Record extracts:
--------------------
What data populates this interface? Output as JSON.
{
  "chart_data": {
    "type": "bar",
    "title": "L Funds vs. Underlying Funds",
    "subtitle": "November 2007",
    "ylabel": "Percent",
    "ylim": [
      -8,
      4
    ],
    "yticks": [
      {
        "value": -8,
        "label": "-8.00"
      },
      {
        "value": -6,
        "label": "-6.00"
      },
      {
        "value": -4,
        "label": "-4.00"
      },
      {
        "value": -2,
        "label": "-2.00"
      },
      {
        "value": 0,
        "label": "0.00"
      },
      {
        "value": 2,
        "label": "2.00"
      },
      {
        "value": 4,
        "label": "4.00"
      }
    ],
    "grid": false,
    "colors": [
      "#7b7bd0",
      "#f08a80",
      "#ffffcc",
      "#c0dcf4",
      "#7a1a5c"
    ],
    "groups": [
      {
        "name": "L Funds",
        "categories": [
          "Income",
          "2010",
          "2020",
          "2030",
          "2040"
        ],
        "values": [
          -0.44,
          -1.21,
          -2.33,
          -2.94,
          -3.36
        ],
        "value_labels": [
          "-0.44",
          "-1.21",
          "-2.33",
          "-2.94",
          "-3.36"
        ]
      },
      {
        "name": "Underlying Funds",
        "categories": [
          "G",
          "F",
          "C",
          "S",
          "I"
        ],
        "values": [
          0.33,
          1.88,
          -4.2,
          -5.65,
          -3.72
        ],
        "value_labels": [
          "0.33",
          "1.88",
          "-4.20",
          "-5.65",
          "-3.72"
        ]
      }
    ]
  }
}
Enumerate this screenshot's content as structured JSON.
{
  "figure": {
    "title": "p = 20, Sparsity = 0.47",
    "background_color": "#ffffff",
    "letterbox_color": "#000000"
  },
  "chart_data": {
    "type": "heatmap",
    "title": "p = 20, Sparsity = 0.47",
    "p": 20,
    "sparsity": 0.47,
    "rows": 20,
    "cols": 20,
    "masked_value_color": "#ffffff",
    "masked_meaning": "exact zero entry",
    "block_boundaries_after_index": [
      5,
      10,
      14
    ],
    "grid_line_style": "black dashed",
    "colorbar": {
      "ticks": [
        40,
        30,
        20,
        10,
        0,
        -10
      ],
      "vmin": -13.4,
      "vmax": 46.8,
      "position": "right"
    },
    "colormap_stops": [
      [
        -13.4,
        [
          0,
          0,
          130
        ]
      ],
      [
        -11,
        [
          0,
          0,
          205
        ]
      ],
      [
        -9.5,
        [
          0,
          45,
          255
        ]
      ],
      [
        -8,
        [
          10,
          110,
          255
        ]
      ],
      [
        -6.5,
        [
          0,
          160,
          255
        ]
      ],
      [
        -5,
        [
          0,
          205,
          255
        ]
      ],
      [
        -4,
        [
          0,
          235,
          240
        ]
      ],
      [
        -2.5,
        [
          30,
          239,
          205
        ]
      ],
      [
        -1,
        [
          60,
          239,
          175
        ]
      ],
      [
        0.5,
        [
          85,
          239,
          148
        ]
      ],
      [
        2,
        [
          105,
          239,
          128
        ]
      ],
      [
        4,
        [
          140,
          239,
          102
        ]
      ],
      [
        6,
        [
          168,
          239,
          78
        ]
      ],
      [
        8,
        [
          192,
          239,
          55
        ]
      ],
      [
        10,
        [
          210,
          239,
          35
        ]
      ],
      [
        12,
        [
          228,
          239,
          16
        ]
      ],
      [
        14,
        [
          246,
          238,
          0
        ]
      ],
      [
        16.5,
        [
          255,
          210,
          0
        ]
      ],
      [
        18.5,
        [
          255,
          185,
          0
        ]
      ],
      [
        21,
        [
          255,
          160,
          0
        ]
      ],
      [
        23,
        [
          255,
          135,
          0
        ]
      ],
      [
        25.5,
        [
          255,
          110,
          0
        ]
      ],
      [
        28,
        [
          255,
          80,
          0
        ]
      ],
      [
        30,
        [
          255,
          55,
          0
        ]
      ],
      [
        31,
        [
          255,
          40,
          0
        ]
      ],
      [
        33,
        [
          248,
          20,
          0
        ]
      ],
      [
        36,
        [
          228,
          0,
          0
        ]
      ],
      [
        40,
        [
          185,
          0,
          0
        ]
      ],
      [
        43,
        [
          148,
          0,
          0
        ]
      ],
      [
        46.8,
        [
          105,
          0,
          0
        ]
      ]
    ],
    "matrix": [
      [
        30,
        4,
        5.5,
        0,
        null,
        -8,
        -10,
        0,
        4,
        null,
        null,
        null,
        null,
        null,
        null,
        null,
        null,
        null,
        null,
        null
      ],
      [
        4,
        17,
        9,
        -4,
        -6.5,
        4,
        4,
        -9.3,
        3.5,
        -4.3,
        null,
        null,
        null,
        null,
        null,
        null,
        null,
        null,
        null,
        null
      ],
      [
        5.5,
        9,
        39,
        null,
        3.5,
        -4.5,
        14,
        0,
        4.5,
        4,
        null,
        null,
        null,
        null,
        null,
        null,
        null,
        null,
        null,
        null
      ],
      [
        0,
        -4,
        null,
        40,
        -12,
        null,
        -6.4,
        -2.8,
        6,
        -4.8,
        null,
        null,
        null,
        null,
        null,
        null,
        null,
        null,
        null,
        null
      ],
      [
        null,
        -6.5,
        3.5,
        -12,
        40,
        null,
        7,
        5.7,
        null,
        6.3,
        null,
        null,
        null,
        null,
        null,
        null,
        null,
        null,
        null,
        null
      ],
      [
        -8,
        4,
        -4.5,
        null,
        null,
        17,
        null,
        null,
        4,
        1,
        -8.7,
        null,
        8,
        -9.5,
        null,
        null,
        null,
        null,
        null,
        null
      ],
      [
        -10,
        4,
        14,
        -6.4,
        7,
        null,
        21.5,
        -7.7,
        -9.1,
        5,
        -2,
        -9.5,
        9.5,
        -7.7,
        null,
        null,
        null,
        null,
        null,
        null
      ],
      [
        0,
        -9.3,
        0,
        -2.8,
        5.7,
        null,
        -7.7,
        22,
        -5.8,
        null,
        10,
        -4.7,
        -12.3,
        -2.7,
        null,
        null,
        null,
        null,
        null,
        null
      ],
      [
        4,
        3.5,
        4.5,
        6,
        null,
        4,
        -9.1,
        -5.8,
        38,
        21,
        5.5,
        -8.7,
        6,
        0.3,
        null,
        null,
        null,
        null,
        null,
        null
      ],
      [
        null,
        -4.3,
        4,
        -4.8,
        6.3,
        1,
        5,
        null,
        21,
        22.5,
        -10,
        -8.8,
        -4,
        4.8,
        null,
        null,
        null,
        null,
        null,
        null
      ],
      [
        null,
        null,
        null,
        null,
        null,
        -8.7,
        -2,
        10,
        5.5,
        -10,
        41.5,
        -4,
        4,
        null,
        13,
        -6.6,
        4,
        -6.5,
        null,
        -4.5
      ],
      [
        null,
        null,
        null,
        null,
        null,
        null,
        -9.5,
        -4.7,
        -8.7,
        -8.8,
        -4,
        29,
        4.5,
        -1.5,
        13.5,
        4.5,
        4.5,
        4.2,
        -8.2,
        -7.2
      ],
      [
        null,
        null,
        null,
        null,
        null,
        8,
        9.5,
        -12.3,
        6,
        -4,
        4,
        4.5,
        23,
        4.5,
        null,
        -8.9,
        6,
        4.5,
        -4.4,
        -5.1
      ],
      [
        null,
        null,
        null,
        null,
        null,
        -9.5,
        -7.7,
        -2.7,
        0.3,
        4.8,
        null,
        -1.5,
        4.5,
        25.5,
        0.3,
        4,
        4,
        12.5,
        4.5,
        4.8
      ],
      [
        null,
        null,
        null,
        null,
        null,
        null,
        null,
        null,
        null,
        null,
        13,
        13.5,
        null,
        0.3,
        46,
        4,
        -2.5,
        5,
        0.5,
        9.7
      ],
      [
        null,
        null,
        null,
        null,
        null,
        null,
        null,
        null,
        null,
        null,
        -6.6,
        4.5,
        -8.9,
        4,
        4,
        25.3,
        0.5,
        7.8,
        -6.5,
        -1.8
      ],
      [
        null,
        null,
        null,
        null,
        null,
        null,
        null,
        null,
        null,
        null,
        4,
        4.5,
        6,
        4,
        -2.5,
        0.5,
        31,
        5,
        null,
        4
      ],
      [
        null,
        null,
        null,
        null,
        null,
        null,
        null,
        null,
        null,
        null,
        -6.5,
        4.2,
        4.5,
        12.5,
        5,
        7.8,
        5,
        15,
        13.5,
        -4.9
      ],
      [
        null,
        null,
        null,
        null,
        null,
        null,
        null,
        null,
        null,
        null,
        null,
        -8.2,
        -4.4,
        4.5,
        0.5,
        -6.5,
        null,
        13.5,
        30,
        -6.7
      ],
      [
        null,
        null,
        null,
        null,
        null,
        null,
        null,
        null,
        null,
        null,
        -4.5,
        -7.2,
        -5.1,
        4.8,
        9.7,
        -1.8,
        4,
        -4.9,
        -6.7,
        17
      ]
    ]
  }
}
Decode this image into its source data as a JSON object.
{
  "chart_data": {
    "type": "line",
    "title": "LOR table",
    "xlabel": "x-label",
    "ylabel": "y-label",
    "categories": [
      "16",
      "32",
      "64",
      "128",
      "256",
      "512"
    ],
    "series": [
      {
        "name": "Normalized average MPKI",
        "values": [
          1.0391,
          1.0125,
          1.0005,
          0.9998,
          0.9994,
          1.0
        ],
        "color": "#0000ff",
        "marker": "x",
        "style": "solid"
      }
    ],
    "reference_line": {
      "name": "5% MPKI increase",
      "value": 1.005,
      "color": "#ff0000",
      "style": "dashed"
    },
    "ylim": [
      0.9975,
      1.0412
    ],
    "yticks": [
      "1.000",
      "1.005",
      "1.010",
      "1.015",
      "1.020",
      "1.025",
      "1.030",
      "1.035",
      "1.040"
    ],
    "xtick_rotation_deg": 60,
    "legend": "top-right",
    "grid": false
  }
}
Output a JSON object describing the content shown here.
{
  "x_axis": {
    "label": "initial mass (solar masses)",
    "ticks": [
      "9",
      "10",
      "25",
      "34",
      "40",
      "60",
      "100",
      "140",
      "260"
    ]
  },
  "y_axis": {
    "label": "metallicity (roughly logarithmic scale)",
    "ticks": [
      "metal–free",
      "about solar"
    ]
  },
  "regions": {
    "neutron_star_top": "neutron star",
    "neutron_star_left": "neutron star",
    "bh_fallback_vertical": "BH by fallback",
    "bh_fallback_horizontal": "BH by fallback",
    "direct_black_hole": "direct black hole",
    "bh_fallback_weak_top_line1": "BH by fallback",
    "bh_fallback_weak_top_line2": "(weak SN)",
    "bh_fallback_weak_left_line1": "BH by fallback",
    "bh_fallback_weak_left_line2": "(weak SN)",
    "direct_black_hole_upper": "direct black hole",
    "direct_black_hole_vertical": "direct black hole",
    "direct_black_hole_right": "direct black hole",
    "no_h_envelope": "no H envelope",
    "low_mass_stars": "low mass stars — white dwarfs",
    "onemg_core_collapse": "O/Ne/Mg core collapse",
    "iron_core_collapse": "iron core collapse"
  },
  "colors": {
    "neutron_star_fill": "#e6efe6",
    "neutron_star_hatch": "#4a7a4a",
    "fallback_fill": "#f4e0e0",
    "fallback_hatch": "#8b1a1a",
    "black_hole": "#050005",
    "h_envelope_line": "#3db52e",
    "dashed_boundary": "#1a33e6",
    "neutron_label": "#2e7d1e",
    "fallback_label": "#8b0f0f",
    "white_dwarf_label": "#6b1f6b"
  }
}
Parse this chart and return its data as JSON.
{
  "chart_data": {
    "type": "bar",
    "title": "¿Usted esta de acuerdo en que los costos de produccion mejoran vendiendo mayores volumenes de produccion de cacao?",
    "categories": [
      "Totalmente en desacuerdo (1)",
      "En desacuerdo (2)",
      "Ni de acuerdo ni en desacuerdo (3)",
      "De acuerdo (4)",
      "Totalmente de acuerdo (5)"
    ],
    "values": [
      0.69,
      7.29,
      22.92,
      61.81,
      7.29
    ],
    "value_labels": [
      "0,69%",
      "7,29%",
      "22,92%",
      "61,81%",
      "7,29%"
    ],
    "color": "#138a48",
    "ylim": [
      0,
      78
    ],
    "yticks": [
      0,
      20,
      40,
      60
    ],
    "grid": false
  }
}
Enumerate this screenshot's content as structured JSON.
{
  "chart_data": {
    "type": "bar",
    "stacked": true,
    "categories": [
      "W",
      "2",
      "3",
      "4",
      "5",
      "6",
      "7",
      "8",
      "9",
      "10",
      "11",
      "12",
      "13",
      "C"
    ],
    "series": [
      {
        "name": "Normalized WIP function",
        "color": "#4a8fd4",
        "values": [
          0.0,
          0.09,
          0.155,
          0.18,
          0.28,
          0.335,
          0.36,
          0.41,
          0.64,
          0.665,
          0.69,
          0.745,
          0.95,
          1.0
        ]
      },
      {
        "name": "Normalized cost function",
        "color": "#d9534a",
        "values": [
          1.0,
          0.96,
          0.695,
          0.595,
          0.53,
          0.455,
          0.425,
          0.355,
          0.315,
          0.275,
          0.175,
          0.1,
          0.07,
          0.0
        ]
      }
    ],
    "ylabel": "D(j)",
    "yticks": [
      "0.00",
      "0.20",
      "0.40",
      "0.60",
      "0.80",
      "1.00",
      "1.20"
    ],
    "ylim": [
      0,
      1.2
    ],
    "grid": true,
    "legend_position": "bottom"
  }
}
--------------------
Written problem: Look through the data and gather every line with the string "desacuerdo" in it.

Answer below:
      "Totalmente en desacuerdo (1)",
      "En desacuerdo (2)",
      "Ni de acuerdo ni en desacuerdo (3)",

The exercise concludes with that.